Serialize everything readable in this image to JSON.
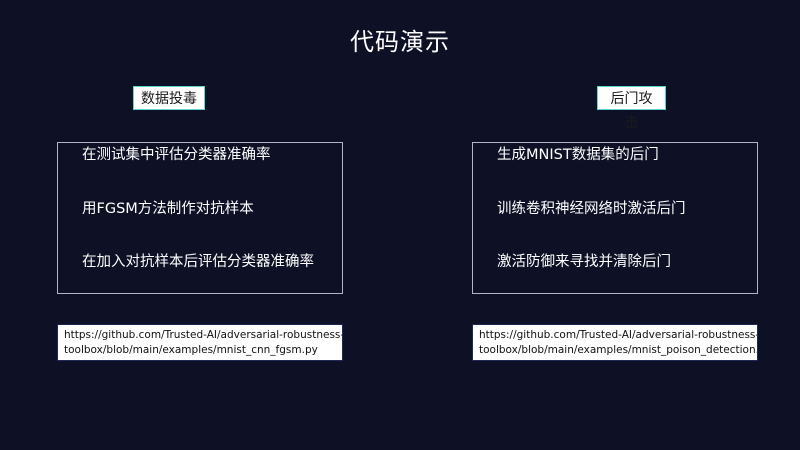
{
  "slide": {
    "title": "代码演示",
    "left": {
      "tag": "数据投毒",
      "items": [
        "在测试集中评估分类器准确率",
        "用FGSM方法制作对抗样本",
        "在加入对抗样本后评估分类器准确率"
      ],
      "link": {
        "line1": "https://github.com/Trusted-AI/adversarial-robustness-",
        "line2": "toolbox/blob/main/examples/mnist_cnn_fgsm.py"
      }
    },
    "right": {
      "tag": "后门攻击",
      "items": [
        "生成MNIST数据集的后门",
        "训练卷积神经网络时激活后门",
        "激活防御来寻找并清除后门"
      ],
      "link": {
        "line1": "https://github.com/Trusted-AI/adversarial-robustness-",
        "line2": "toolbox/blob/main/examples/mnist_poison_detection.py"
      }
    }
  },
  "colors": {
    "background": "#0e1126",
    "tag_border": "#5fd3d6",
    "panel_border": "#aeb6c8"
  }
}
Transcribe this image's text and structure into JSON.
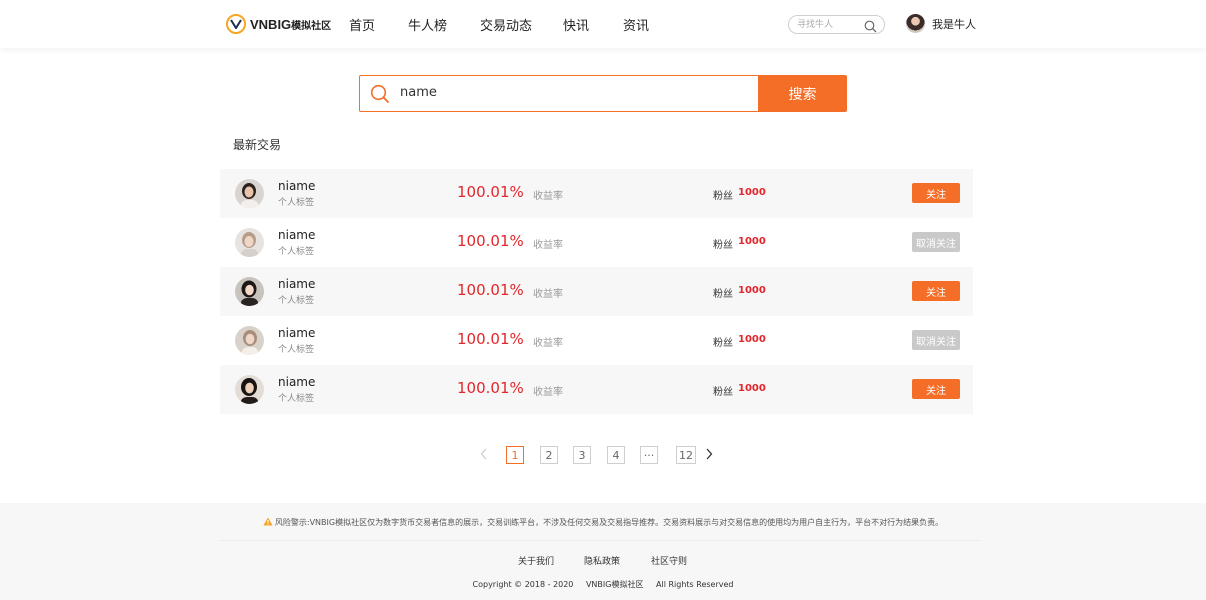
{
  "header": {
    "logo_text": "VNBIG",
    "logo_sub": "模拟社区",
    "nav": [
      {
        "label": "首页"
      },
      {
        "label": "牛人榜"
      },
      {
        "label": "交易动态"
      },
      {
        "label": "快讯"
      },
      {
        "label": "资讯"
      }
    ],
    "search_placeholder": "寻找牛人",
    "user_name": "我是牛人"
  },
  "search": {
    "value": "name",
    "button_label": "搜索"
  },
  "section_title": "最新交易",
  "rows": [
    {
      "name": "niame",
      "tag": "个人标签",
      "rate": "100.01%",
      "rate_label": "收益率",
      "fans_label": "粉丝",
      "fans": "1000",
      "button": "关注",
      "following": false
    },
    {
      "name": "niame",
      "tag": "个人标签",
      "rate": "100.01%",
      "rate_label": "收益率",
      "fans_label": "粉丝",
      "fans": "1000",
      "button": "取消关注",
      "following": true
    },
    {
      "name": "niame",
      "tag": "个人标签",
      "rate": "100.01%",
      "rate_label": "收益率",
      "fans_label": "粉丝",
      "fans": "1000",
      "button": "关注",
      "following": false
    },
    {
      "name": "niame",
      "tag": "个人标签",
      "rate": "100.01%",
      "rate_label": "收益率",
      "fans_label": "粉丝",
      "fans": "1000",
      "button": "取消关注",
      "following": true
    },
    {
      "name": "niame",
      "tag": "个人标签",
      "rate": "100.01%",
      "rate_label": "收益率",
      "fans_label": "粉丝",
      "fans": "1000",
      "button": "关注",
      "following": false
    }
  ],
  "pagination": {
    "pages": [
      "1",
      "2",
      "3",
      "4",
      "···",
      "12"
    ],
    "current": "1"
  },
  "footer": {
    "risk_warning": "风险警示:VNBIG模拟社区仅为数字货币交易者信息的展示，交易训练平台，不涉及任何交易及交易指导推荐。交易资料展示与对交易信息的使用均为用户自主行为，平台不对行为结果负责。",
    "links": [
      {
        "label": "关于我们"
      },
      {
        "label": "隐私政策"
      },
      {
        "label": "社区守则"
      }
    ],
    "copyright": "Copyright © 2018 - 2020",
    "brand": "VNBIG模拟社区",
    "rights": "All Rights Reserved"
  },
  "colors": {
    "accent": "#f56e28",
    "rate_red": "#e2262b",
    "disabled": "#c9c9c9",
    "logo_yellow": "#f6a623"
  }
}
○ ○ ○ ○ ○ ○ ○
# [Exercise task]
Do not copy the pictures, but repeat every line exactly.

# [Complete output]
Serialize everything readable in this image to JSON.
{
  "slide": {
    "title": "代码演示",
    "left": {
      "tag": "数据投毒",
      "items": [
        "在测试集中评估分类器准确率",
        "用FGSM方法制作对抗样本",
        "在加入对抗样本后评估分类器准确率"
      ],
      "link": {
        "line1": "https://github.com/Trusted-AI/adversarial-robustness-",
        "line2": "toolbox/blob/main/examples/mnist_cnn_fgsm.py"
      }
    },
    "right": {
      "tag": "后门攻击",
      "items": [
        "生成MNIST数据集的后门",
        "训练卷积神经网络时激活后门",
        "激活防御来寻找并清除后门"
      ],
      "link": {
        "line1": "https://github.com/Trusted-AI/adversarial-robustness-",
        "line2": "toolbox/blob/main/examples/mnist_poison_detection.py"
      }
    }
  },
  "colors": {
    "background": "#0e1126",
    "tag_border": "#5fd3d6",
    "panel_border": "#aeb6c8"
  }
}
Transcribe this image's text and structure into JSON.
{
  "header": {
    "logo_text": "VNBIG",
    "logo_sub": "模拟社区",
    "nav": [
      {
        "label": "首页"
      },
      {
        "label": "牛人榜"
      },
      {
        "label": "交易动态"
      },
      {
        "label": "快讯"
      },
      {
        "label": "资讯"
      }
    ],
    "search_placeholder": "寻找牛人",
    "user_name": "我是牛人"
  },
  "search": {
    "value": "name",
    "button_label": "搜索"
  },
  "section_title": "最新交易",
  "rows": [
    {
      "name": "niame",
      "tag": "个人标签",
      "rate": "100.01%",
      "rate_label": "收益率",
      "fans_label": "粉丝",
      "fans": "1000",
      "button": "关注",
      "following": false
    },
    {
      "name": "niame",
      "tag": "个人标签",
      "rate": "100.01%",
      "rate_label": "收益率",
      "fans_label": "粉丝",
      "fans": "1000",
      "button": "取消关注",
      "following": true
    },
    {
      "name": "niame",
      "tag": "个人标签",
      "rate": "100.01%",
      "rate_label": "收益率",
      "fans_label": "粉丝",
      "fans": "1000",
      "button": "关注",
      "following": false
    },
    {
      "name": "niame",
      "tag": "个人标签",
      "rate": "100.01%",
      "rate_label": "收益率",
      "fans_label": "粉丝",
      "fans": "1000",
      "button": "取消关注",
      "following": true
    },
    {
      "name": "niame",
      "tag": "个人标签",
      "rate": "100.01%",
      "rate_label": "收益率",
      "fans_label": "粉丝",
      "fans": "1000",
      "button": "关注",
      "following": false
    }
  ],
  "pagination": {
    "pages": [
      "1",
      "2",
      "3",
      "4",
      "···",
      "12"
    ],
    "current": "1"
  },
  "footer": {
    "risk_warning": "风险警示:VNBIG模拟社区仅为数字货币交易者信息的展示，交易训练平台，不涉及任何交易及交易指导推荐。交易资料展示与对交易信息的使用均为用户自主行为，平台不对行为结果负责。",
    "links": [
      {
        "label": "关于我们"
      },
      {
        "label": "隐私政策"
      },
      {
        "label": "社区守则"
      }
    ],
    "copyright": "Copyright © 2018 - 2020",
    "brand": "VNBIG模拟社区",
    "rights": "All Rights Reserved"
  },
  "colors": {
    "accent": "#f56e28",
    "rate_red": "#e2262b",
    "disabled": "#c9c9c9",
    "logo_yellow": "#f6a623"
  }
}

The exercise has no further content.